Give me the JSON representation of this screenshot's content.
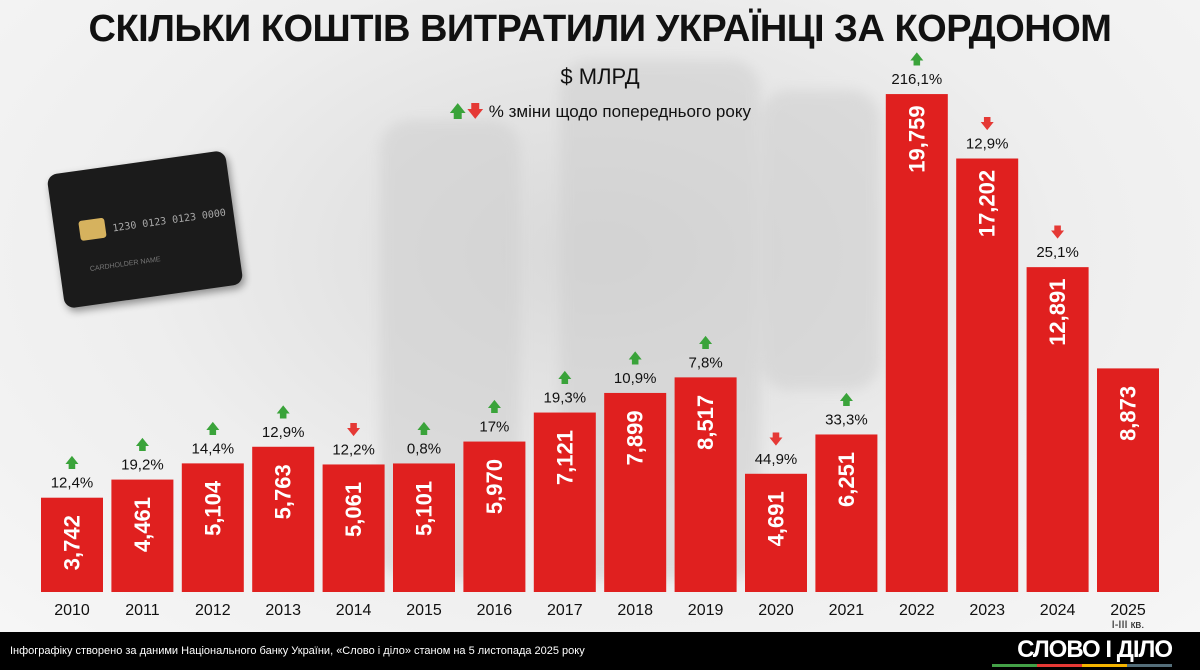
{
  "title": "СКІЛЬКИ КОШТІВ ВИТРАТИЛИ УКРАЇНЦІ ЗА КОРДОНОМ",
  "unit": "$ МЛРД",
  "legend": "% зміни щодо попереднього року",
  "card": {
    "number": "1230 0123 0123 0000",
    "name": "CARDHOLDER NAME"
  },
  "footer": {
    "source": "Інфографіку створено за даними Національного банку України, «Слово і діло» станом на 5 листопада 2025 року",
    "logo": "СЛОВО І ДІЛО"
  },
  "colors": {
    "bar": "#e0201f",
    "up": "#3aa33a",
    "down": "#e53935"
  },
  "chart_data": {
    "type": "bar",
    "unit": "$ МЛРД",
    "categories": [
      "2010",
      "2011",
      "2012",
      "2013",
      "2014",
      "2015",
      "2016",
      "2017",
      "2018",
      "2019",
      "2020",
      "2021",
      "2022",
      "2023",
      "2024",
      "2025"
    ],
    "category_sublabels": {
      "2025": "I-III кв."
    },
    "values": [
      3.742,
      4.461,
      5.104,
      5.763,
      5.061,
      5.101,
      5.97,
      7.121,
      7.899,
      8.517,
      4.691,
      6.251,
      19.759,
      17.202,
      12.891,
      8.873
    ],
    "value_labels": [
      "3,742",
      "4,461",
      "5,104",
      "5,763",
      "5,061",
      "5,101",
      "5,970",
      "7,121",
      "7,899",
      "8,517",
      "4,691",
      "6,251",
      "19,759",
      "17,202",
      "12,891",
      "8,873"
    ],
    "change_labels": [
      "12,4%",
      "19,2%",
      "14,4%",
      "12,9%",
      "12,2%",
      "0,8%",
      "17%",
      "19,3%",
      "10,9%",
      "7,8%",
      "44,9%",
      "33,3%",
      "216,1%",
      "12,9%",
      "25,1%",
      ""
    ],
    "change_direction": [
      "up",
      "up",
      "up",
      "up",
      "down",
      "up",
      "up",
      "up",
      "up",
      "up",
      "down",
      "up",
      "up",
      "down",
      "down",
      ""
    ],
    "ylim": [
      0,
      20
    ],
    "grid": false
  }
}
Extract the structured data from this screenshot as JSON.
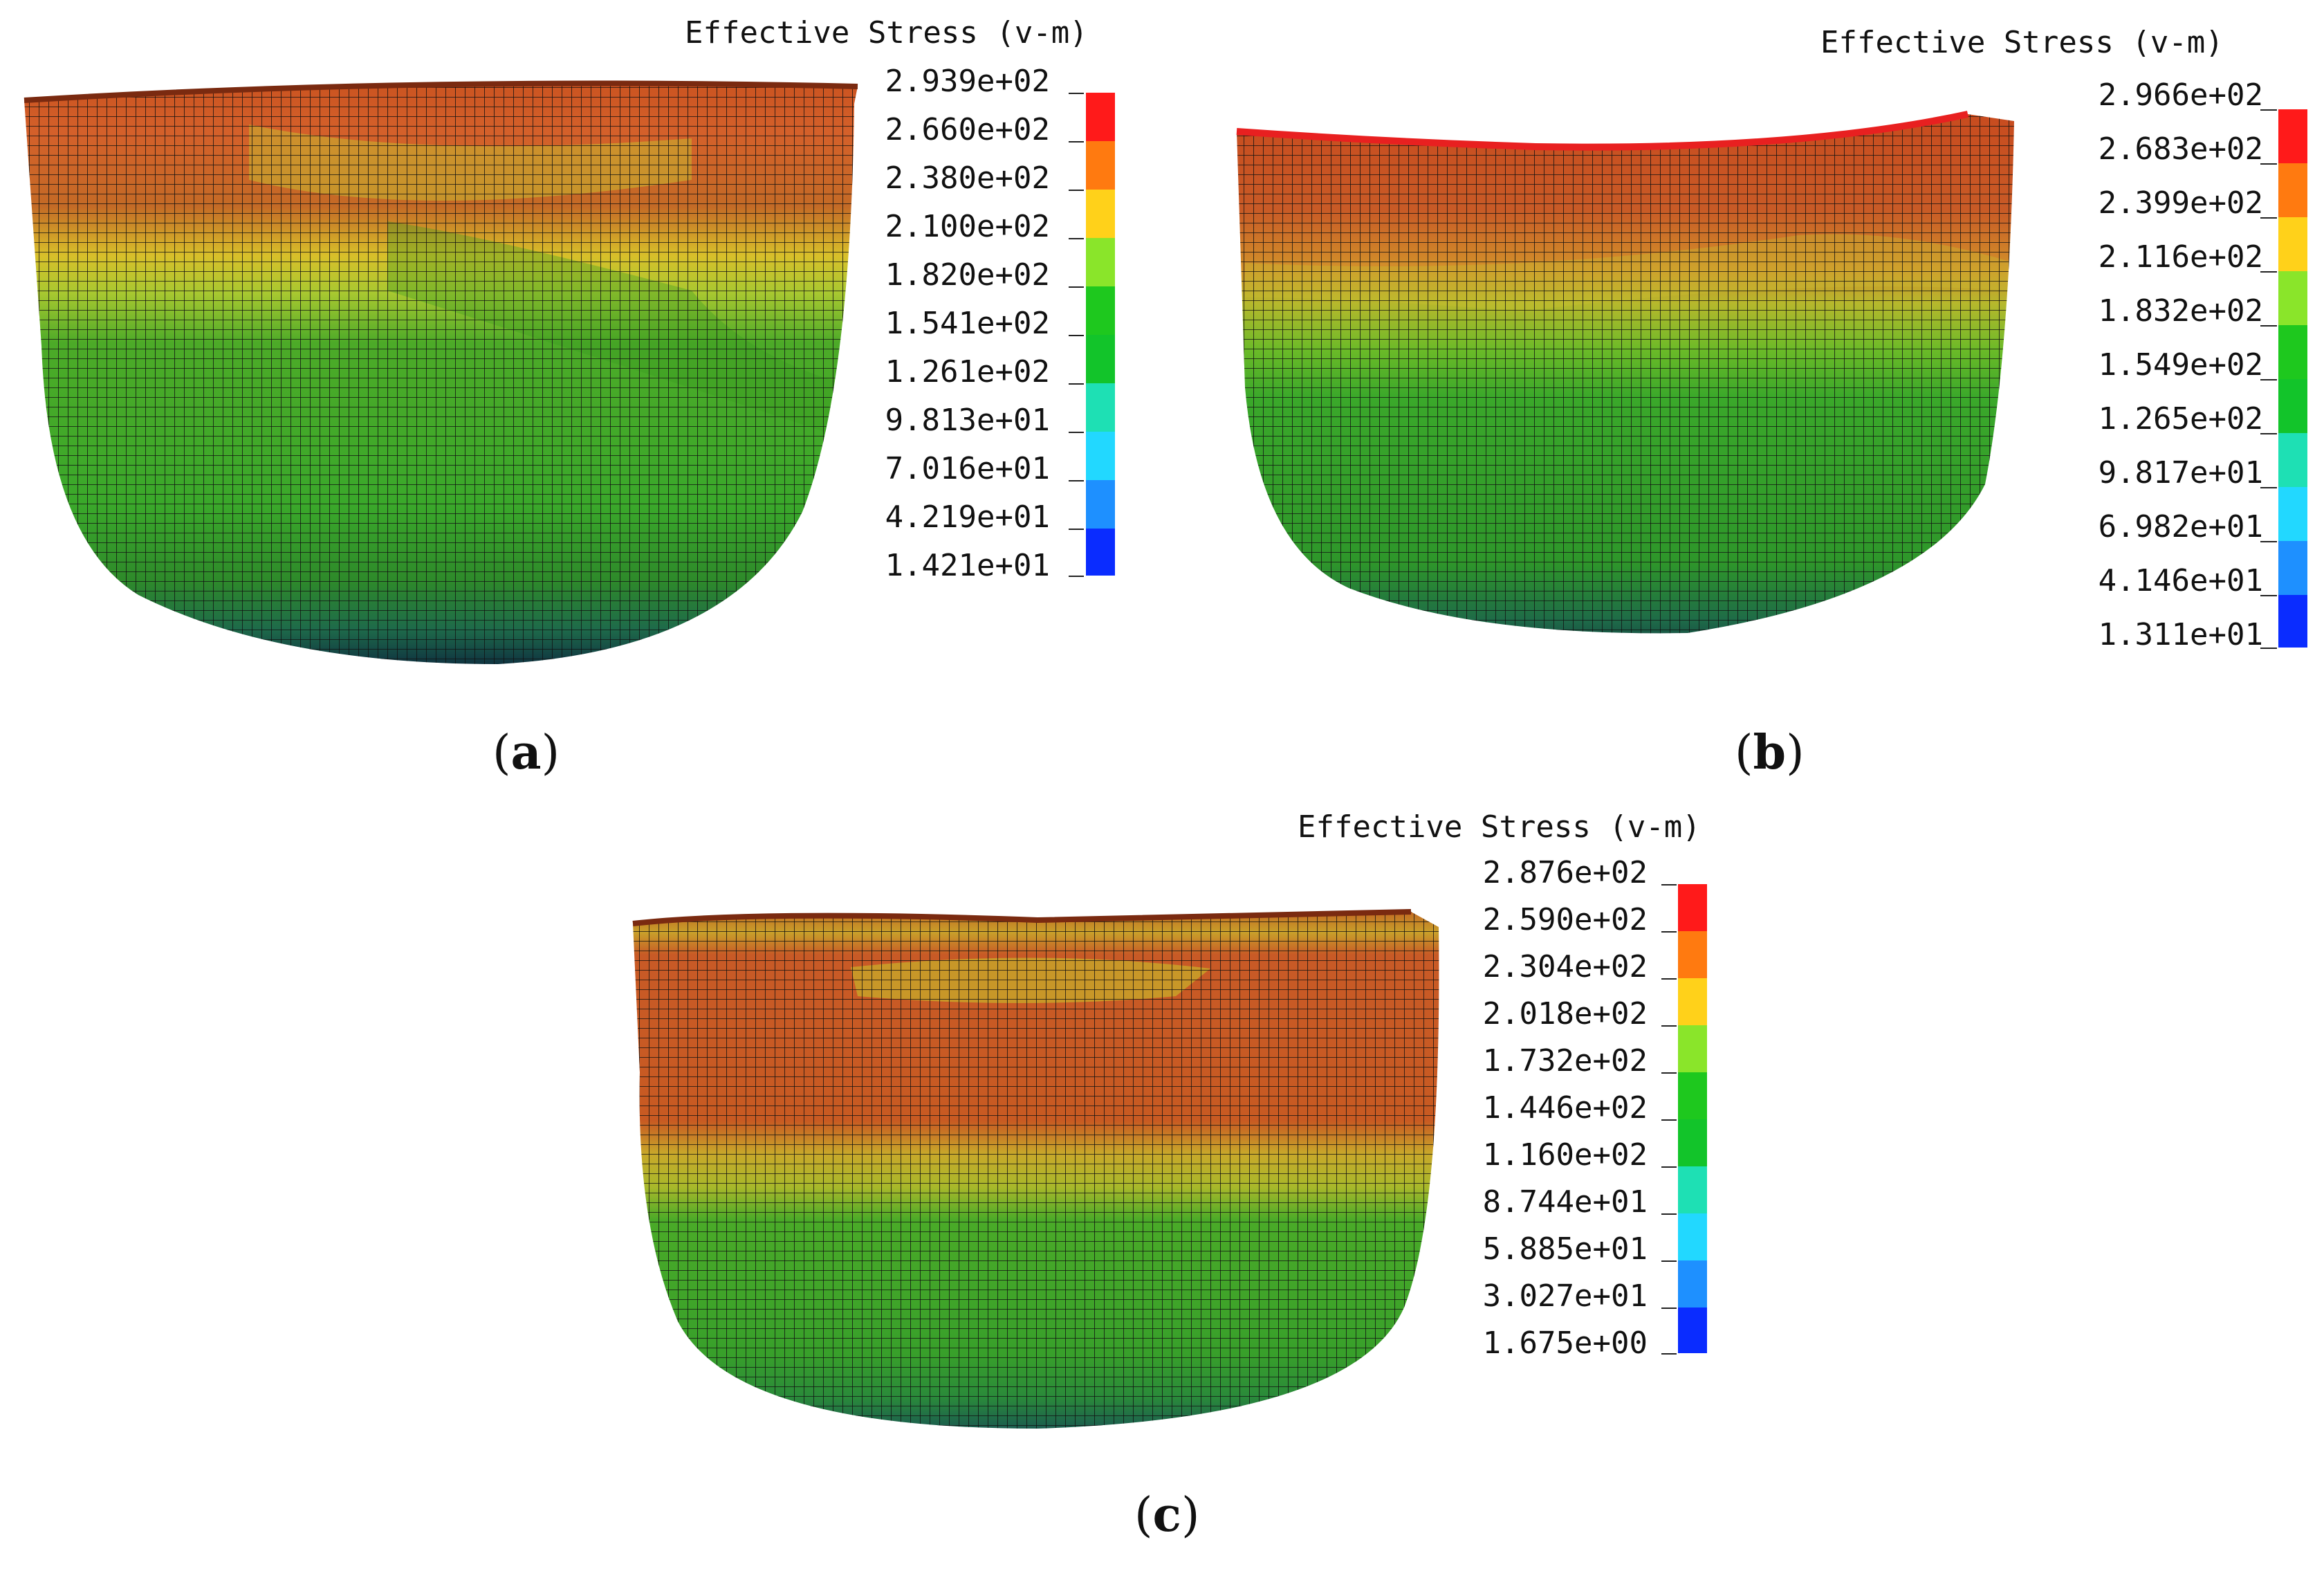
━━━━━━━━
» Goal: Every record must be copied exactly, with the pictures left out.

» Answer to this exercise:
Give me the JSON representation of this screenshot's content.
{
  "title": "СКІЛЬКИ КОШТІВ ВИТРАТИЛИ УКРАЇНЦІ ЗА КОРДОНОМ",
  "unit": "$ МЛРД",
  "legend": "% зміни щодо попереднього року",
  "card": {
    "number": "1230 0123 0123 0000",
    "name": "CARDHOLDER NAME"
  },
  "footer": {
    "source": "Інфографіку створено за даними Національного банку України, «Слово і діло» станом на 5 листопада 2025 року",
    "logo": "СЛОВО І ДІЛО"
  },
  "colors": {
    "bar": "#e0201f",
    "up": "#3aa33a",
    "down": "#e53935"
  },
  "chart_data": {
    "type": "bar",
    "unit": "$ МЛРД",
    "categories": [
      "2010",
      "2011",
      "2012",
      "2013",
      "2014",
      "2015",
      "2016",
      "2017",
      "2018",
      "2019",
      "2020",
      "2021",
      "2022",
      "2023",
      "2024",
      "2025"
    ],
    "category_sublabels": {
      "2025": "I-III кв."
    },
    "values": [
      3.742,
      4.461,
      5.104,
      5.763,
      5.061,
      5.101,
      5.97,
      7.121,
      7.899,
      8.517,
      4.691,
      6.251,
      19.759,
      17.202,
      12.891,
      8.873
    ],
    "value_labels": [
      "3,742",
      "4,461",
      "5,104",
      "5,763",
      "5,061",
      "5,101",
      "5,970",
      "7,121",
      "7,899",
      "8,517",
      "4,691",
      "6,251",
      "19,759",
      "17,202",
      "12,891",
      "8,873"
    ],
    "change_labels": [
      "12,4%",
      "19,2%",
      "14,4%",
      "12,9%",
      "12,2%",
      "0,8%",
      "17%",
      "19,3%",
      "10,9%",
      "7,8%",
      "44,9%",
      "33,3%",
      "216,1%",
      "12,9%",
      "25,1%",
      ""
    ],
    "change_direction": [
      "up",
      "up",
      "up",
      "up",
      "down",
      "up",
      "up",
      "up",
      "up",
      "up",
      "down",
      "up",
      "up",
      "down",
      "down",
      ""
    ],
    "ylim": [
      0,
      20
    ],
    "grid": false
  }
}
Extract the structured data from this screenshot as JSON.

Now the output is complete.